Problem to work on: Can you format every row below as a numbered list, dropping any blank lines and leaving the pictures out of your answer?

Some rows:
****************

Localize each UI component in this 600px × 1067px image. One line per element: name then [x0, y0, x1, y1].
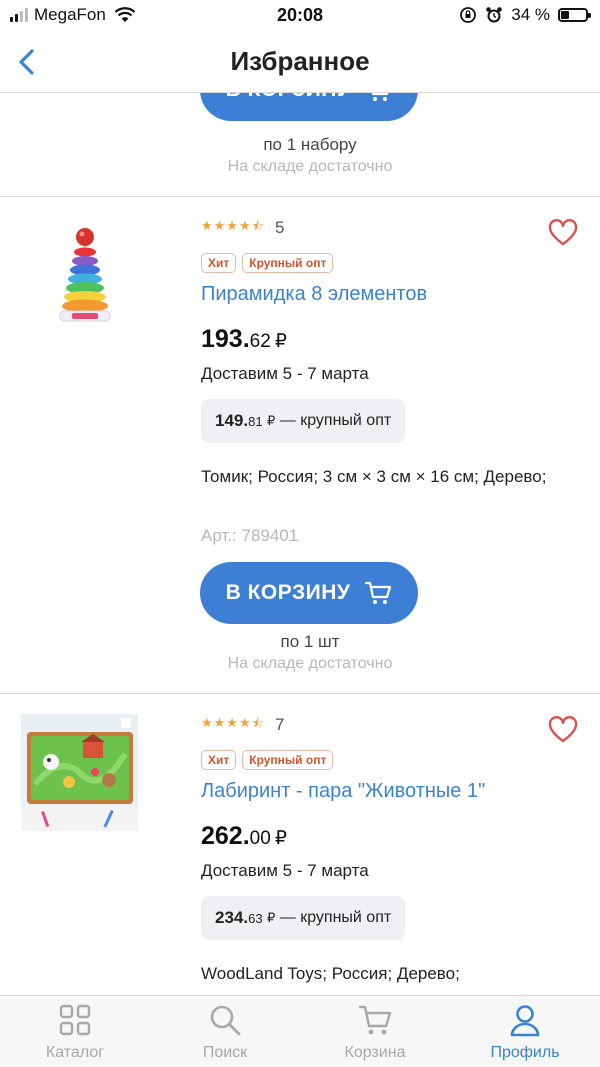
profile-icon — [510, 1005, 540, 1037]
tab-cart[interactable]: Корзина — [300, 996, 450, 1067]
rating: ★★★★⯪ 7 — [201, 714, 284, 736]
alarm-icon — [486, 7, 503, 23]
wholesale-price: 234. 63 ₽ — крупный опт — [201, 896, 406, 940]
cart-icon — [358, 1005, 392, 1035]
delivery-info: Доставим 5 - 7 марта — [201, 364, 369, 383]
rating: ★★★★⯪ 5 — [201, 217, 284, 239]
unit-text: по 1 шт — [280, 632, 340, 651]
status-right: 34 % — [459, 5, 591, 25]
stock-status: На складе достаточно — [227, 655, 393, 672]
favorites-list[interactable]: В КОРЗИНУ по 1 набору На складе достаточ… — [0, 93, 600, 995]
stock-status: На складе достаточно — [227, 158, 393, 175]
price-main: 262. — [201, 822, 250, 850]
favorite-heart-icon[interactable] — [548, 716, 578, 744]
product-image-pyramid[interactable] — [50, 223, 120, 328]
add-to-cart-button[interactable]: В КОРЗИНУ — [200, 93, 418, 121]
product-title-link[interactable]: Лабиринт - пара "Животные 1" — [201, 780, 485, 803]
page-title: Избранное — [230, 46, 370, 76]
tab-search[interactable]: Поиск — [150, 996, 300, 1067]
badge-row: Хит Крупный опт — [201, 253, 334, 273]
rating-stars-icon: ★★★★⯪ — [201, 218, 265, 233]
badge-row: Хит Крупный опт — [201, 750, 334, 770]
divider — [0, 196, 600, 197]
grid-icon — [59, 1004, 91, 1036]
wholesale-currency: ₽ — [267, 910, 276, 925]
wholesale-label: — крупный опт — [279, 909, 392, 926]
tab-bar: Каталог Поиск Корзина Профиль — [0, 995, 600, 1067]
badge-wholesale: Крупный опт — [242, 253, 334, 273]
delivery-info: Доставим 5 - 7 марта — [201, 861, 369, 880]
cart-button-label: В КОРЗИНУ — [226, 93, 351, 102]
product-description: WoodLand Toys; Россия; Дерево; — [201, 964, 460, 983]
search-icon — [210, 1005, 241, 1036]
wholesale-currency: ₽ — [267, 413, 276, 428]
tab-profile[interactable]: Профиль — [450, 996, 600, 1067]
price-main: 193. — [201, 325, 250, 353]
wholesale-main: 149. — [215, 411, 249, 430]
price-cents: 62 — [249, 331, 271, 352]
product-description: Томик; Россия; 3 см × 3 см × 16 см; Дере… — [201, 467, 547, 486]
cart-icon — [365, 581, 392, 604]
badge-wholesale: Крупный опт — [242, 750, 334, 770]
navigation-bar: Избранное — [0, 32, 600, 93]
wholesale-main: 234. — [215, 908, 249, 927]
tab-label: Профиль — [490, 1044, 560, 1061]
rating-count: 5 — [274, 218, 285, 237]
price-currency: ₽ — [274, 828, 287, 849]
add-to-cart-button[interactable]: В КОРЗИНУ — [200, 562, 418, 624]
wholesale-price: 149. 81 ₽ — крупный опт — [201, 399, 406, 443]
status-bar: MegaFon 20:08 34 % — [0, 0, 600, 32]
product-title-link[interactable]: Пирамидка 8 элементов — [201, 283, 427, 306]
tab-label: Корзина — [344, 1044, 406, 1061]
battery-percent: 34 % — [511, 5, 550, 24]
article-number: Арт.: 789401 — [201, 526, 299, 545]
rating-count: 7 — [274, 715, 285, 734]
badge-hit: Хит — [201, 253, 237, 273]
tab-label: Поиск — [202, 1044, 248, 1061]
wholesale-label: — крупный опт — [279, 412, 392, 429]
tab-catalog[interactable]: Каталог — [0, 996, 150, 1067]
product-price: 193.62 ₽ — [201, 325, 287, 354]
price-cents: 00 — [249, 828, 271, 849]
wholesale-cents: 63 — [248, 910, 263, 926]
divider — [0, 693, 600, 694]
battery-icon — [558, 8, 591, 22]
product-price: 262.00 ₽ — [201, 822, 287, 851]
unit-text: по 1 набору — [263, 135, 357, 154]
cart-button-label: В КОРЗИНУ — [225, 581, 351, 604]
price-currency: ₽ — [274, 331, 287, 352]
product-image-labyrinth[interactable] — [21, 714, 138, 831]
favorite-heart-icon[interactable] — [548, 219, 578, 247]
tab-label: Каталог — [45, 1044, 105, 1061]
cart-icon — [372, 93, 389, 101]
wholesale-cents: 81 — [248, 413, 263, 429]
rating-stars-icon: ★★★★⯪ — [201, 715, 265, 730]
badge-hit: Хит — [201, 750, 237, 770]
rotation-lock-icon — [460, 7, 477, 23]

****************

Solution to this problem:
1. Localize each UI component in this 600px × 1067px image. One line per element: name then [x0, y0, x1, y1].
2. profile-icon — [510, 1005, 540, 1037]
3. tab-cart[interactable]: Корзина — [300, 996, 450, 1067]
4. rating: ★★★★⯪ 7 — [201, 714, 284, 736]
5. alarm-icon — [486, 7, 503, 23]
6. wholesale-price: 234. 63 ₽ — крупный опт — [201, 896, 406, 940]
7. cart-icon — [358, 1005, 392, 1035]
8. delivery-info: Доставим 5 - 7 марта — [201, 364, 369, 383]
9. rating: ★★★★⯪ 5 — [201, 217, 284, 239]
10. unit-text: по 1 шт — [280, 632, 340, 651]
11. status-right: 34 % — [459, 5, 591, 25]
12. stock-status: На складе достаточно — [227, 655, 393, 672]
13. favorites-list[interactable]: В КОРЗИНУ по 1 набору На складе достаточ… — [0, 93, 600, 995]
14. stock-status: На складе достаточно — [227, 158, 393, 175]
15. price-main: 262. — [201, 822, 250, 850]
16. favorite-heart-icon[interactable] — [548, 716, 578, 744]
17. product-image-pyramid[interactable] — [50, 223, 120, 328]
18. add-to-cart-button[interactable]: В КОРЗИНУ — [200, 93, 418, 121]
19. product-title-link[interactable]: Лабиринт - пара "Животные 1" — [201, 780, 485, 803]
20. page-title: Избранное — [230, 46, 370, 76]
21. tab-search[interactable]: Поиск — [150, 996, 300, 1067]
22. badge-row: Хит Крупный опт — [201, 253, 334, 273]
23. rating-stars-icon: ★★★★⯪ — [201, 218, 265, 233]
24. badge-row: Хит Крупный опт — [201, 750, 334, 770]
25. divider — [0, 196, 600, 197]
26. grid-icon — [59, 1004, 91, 1036]
27. wholesale-currency: ₽ — [267, 910, 276, 925]
28. wholesale-label: — крупный опт — [279, 909, 392, 926]
29. tab-bar: Каталог Поиск Корзина Профиль — [0, 995, 600, 1067]
30. badge-wholesale: Крупный опт — [242, 253, 334, 273]
31. delivery-info: Доставим 5 - 7 марта — [201, 861, 369, 880]
32. cart-button-label: В КОРЗИНУ — [226, 93, 351, 102]
33. product-description: WoodLand Toys; Россия; Дерево; — [201, 964, 460, 983]
34. search-icon — [210, 1005, 241, 1036]
35. wholesale-currency: ₽ — [267, 413, 276, 428]
36. tab-profile[interactable]: Профиль — [450, 996, 600, 1067]
37. price-main: 193. — [201, 325, 250, 353]
38. wholesale-main: 149. — [215, 411, 249, 430]
39. price-cents: 62 — [249, 331, 271, 352]
40. product-description: Томик; Россия; 3 см × 3 см × 16 см; Дере… — [201, 467, 547, 486]
41. cart-icon — [365, 581, 392, 604]
42. badge-wholesale: Крупный опт — [242, 750, 334, 770]
43. navigation-bar: Избранное — [0, 32, 600, 93]
44. wholesale-main: 234. — [215, 908, 249, 927]
45. tab-label: Профиль — [490, 1044, 560, 1061]
46. rating-count: 5 — [274, 218, 285, 237]
47. price-currency: ₽ — [274, 828, 287, 849]
48. add-to-cart-button[interactable]: В КОРЗИНУ — [200, 562, 418, 624]
49. wholesale-price: 149. 81 ₽ — крупный опт — [201, 399, 406, 443]
50. status-bar: MegaFon 20:08 34 % — [0, 0, 600, 32]
51. product-title-link[interactable]: Пирамидка 8 элементов — [201, 283, 427, 306]
52. tab-label: Корзина — [344, 1044, 406, 1061]
53. battery-percent: 34 % — [511, 5, 550, 24]
54. article-number: Арт.: 789401 — [201, 526, 299, 545]
55. rating-count: 7 — [274, 715, 285, 734]
56. badge-hit: Хит — [201, 253, 237, 273]
57. tab-label: Поиск — [202, 1044, 248, 1061]
58. wholesale-label: — крупный опт — [279, 412, 392, 429]
59. tab-catalog[interactable]: Каталог — [0, 996, 150, 1067]
60. product-price: 193.62 ₽ — [201, 325, 287, 354]
61. price-cents: 00 — [249, 828, 271, 849]
62. wholesale-cents: 63 — [248, 910, 263, 926]
63. divider — [0, 693, 600, 694]
64. battery-icon — [558, 8, 591, 22]
65. product-price: 262.00 ₽ — [201, 822, 287, 851]
66. unit-text: по 1 набору — [263, 135, 357, 154]
67. cart-button-label: В КОРЗИНУ — [225, 581, 351, 604]
68. price-currency: ₽ — [274, 331, 287, 352]
69. product-image-labyrinth[interactable] — [21, 714, 138, 831]
70. favorite-heart-icon[interactable] — [548, 219, 578, 247]
71. tab-label: Каталог — [45, 1044, 105, 1061]
72. cart-icon — [372, 93, 389, 101]
73. wholesale-cents: 81 — [248, 413, 263, 429]
74. rating-stars-icon: ★★★★⯪ — [201, 715, 265, 730]
75. badge-hit: Хит — [201, 750, 237, 770]
76. rotation-lock-icon — [460, 7, 477, 23]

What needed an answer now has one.